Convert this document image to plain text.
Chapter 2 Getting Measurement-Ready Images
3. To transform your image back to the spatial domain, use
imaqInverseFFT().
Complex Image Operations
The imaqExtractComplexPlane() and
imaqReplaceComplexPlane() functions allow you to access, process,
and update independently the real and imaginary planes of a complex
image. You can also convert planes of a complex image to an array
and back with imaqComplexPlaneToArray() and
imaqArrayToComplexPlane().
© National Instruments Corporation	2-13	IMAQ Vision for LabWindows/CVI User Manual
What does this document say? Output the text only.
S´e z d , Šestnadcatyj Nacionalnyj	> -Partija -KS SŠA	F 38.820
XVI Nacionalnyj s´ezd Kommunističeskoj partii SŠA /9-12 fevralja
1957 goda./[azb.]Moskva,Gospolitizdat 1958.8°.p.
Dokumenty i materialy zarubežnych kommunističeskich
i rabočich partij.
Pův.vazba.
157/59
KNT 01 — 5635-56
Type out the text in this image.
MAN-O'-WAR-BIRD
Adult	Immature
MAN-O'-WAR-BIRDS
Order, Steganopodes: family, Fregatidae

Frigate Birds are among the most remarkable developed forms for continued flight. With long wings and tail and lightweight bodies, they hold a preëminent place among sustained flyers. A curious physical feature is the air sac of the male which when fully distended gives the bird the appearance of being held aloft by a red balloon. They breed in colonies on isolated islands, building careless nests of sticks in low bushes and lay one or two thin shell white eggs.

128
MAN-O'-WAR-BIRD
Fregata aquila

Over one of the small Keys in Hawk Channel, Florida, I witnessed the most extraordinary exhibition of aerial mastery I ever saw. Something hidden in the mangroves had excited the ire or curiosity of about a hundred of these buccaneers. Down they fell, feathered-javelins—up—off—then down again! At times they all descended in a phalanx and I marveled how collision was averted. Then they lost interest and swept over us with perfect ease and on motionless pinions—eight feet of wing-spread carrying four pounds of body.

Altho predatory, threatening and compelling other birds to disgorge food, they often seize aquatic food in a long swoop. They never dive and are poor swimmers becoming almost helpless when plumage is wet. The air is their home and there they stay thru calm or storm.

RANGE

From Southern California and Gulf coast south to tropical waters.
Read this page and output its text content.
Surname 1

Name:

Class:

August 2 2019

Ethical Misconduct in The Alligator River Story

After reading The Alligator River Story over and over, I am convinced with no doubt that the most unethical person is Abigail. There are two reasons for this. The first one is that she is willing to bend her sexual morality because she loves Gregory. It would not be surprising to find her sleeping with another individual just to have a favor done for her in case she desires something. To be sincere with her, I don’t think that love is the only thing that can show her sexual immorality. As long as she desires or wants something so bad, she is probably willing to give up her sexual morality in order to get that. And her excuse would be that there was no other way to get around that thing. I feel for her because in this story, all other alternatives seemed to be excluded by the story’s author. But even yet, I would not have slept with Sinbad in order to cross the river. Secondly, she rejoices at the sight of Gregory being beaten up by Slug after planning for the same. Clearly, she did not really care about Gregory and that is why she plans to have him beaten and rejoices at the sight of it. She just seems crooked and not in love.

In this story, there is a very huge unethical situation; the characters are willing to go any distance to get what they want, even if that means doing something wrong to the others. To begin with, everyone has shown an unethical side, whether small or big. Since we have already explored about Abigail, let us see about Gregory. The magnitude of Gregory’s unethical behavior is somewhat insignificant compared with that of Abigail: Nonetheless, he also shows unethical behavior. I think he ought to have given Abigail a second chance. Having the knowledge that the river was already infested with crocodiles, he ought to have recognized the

#####

Work required
Quote the entire listing above exactly.

Solution below
Convert this document image to plain text.
Chapter 2 Getting Measurement-Ready Images
3. To transform your image back to the spatial domain, use
imaqInverseFFT().
Complex Image Operations
The imaqExtractComplexPlane() and
imaqReplaceComplexPlane() functions allow you to access, process,
and update independently the real and imaginary planes of a complex
image. You can also convert planes of a complex image to an array
and back with imaqComplexPlaneToArray() and
imaqArrayToComplexPlane().
© National Instruments Corporation	2-13	IMAQ Vision for LabWindows/CVI User Manual
What does this document say? Output the text only.
S´e z d , Šestnadcatyj Nacionalnyj	> -Partija -KS SŠA	F 38.820
XVI Nacionalnyj s´ezd Kommunističeskoj partii SŠA /9-12 fevralja
1957 goda./[azb.]Moskva,Gospolitizdat 1958.8°.p.
Dokumenty i materialy zarubežnych kommunističeskich
i rabočich partij.
Pův.vazba.
157/59
KNT 01 — 5635-56
Type out the text in this image.
MAN-O'-WAR-BIRD
Adult	Immature
MAN-O'-WAR-BIRDS
Order, Steganopodes: family, Fregatidae

Frigate Birds are among the most remarkable developed forms for continued flight. With long wings and tail and lightweight bodies, they hold a preëminent place among sustained flyers. A curious physical feature is the air sac of the male which when fully distended gives the bird the appearance of being held aloft by a red balloon. They breed in colonies on isolated islands, building careless nests of sticks in low bushes and lay one or two thin shell white eggs.

128
MAN-O'-WAR-BIRD
Fregata aquila

Over one of the small Keys in Hawk Channel, Florida, I witnessed the most extraordinary exhibition of aerial mastery I ever saw. Something hidden in the mangroves had excited the ire or curiosity of about a hundred of these buccaneers. Down they fell, feathered-javelins—up—off—then down again! At times they all descended in a phalanx and I marveled how collision was averted. Then they lost interest and swept over us with perfect ease and on motionless pinions—eight feet of wing-spread carrying four pounds of body.

Altho predatory, threatening and compelling other birds to disgorge food, they often seize aquatic food in a long swoop. They never dive and are poor swimmers becoming almost helpless when plumage is wet. The air is their home and there they stay thru calm or storm.

RANGE

From Southern California and Gulf coast south to tropical waters.
Read this page and output its text content.
Surname 1

Name:

Class:

August 2 2019

Ethical Misconduct in The Alligator River Story

After reading The Alligator River Story over and over, I am convinced with no doubt that the most unethical person is Abigail. There are two reasons for this. The first one is that she is willing to bend her sexual morality because she loves Gregory. It would not be surprising to find her sleeping with another individual just to have a favor done for her in case she desires something. To be sincere with her, I don’t think that love is the only thing that can show her sexual immorality. As long as she desires or wants something so bad, she is probably willing to give up her sexual morality in order to get that. And her excuse would be that there was no other way to get around that thing. I feel for her because in this story, all other alternatives seemed to be excluded by the story’s author. But even yet, I would not have slept with Sinbad in order to cross the river. Secondly, she rejoices at the sight of Gregory being beaten up by Slug after planning for the same. Clearly, she did not really care about Gregory and that is why she plans to have him beaten and rejoices at the sight of it. She just seems crooked and not in love.

In this story, there is a very huge unethical situation; the characters are willing to go any distance to get what they want, even if that means doing something wrong to the others. To begin with, everyone has shown an unethical side, whether small or big. Since we have already explored about Abigail, let us see about Gregory. The magnitude of Gregory’s unethical behavior is somewhat insignificant compared with that of Abigail: Nonetheless, he also shows unethical behavior. I think he ought to have given Abigail a second chance. Having the knowledge that the river was already infested with crocodiles, he ought to have recognized the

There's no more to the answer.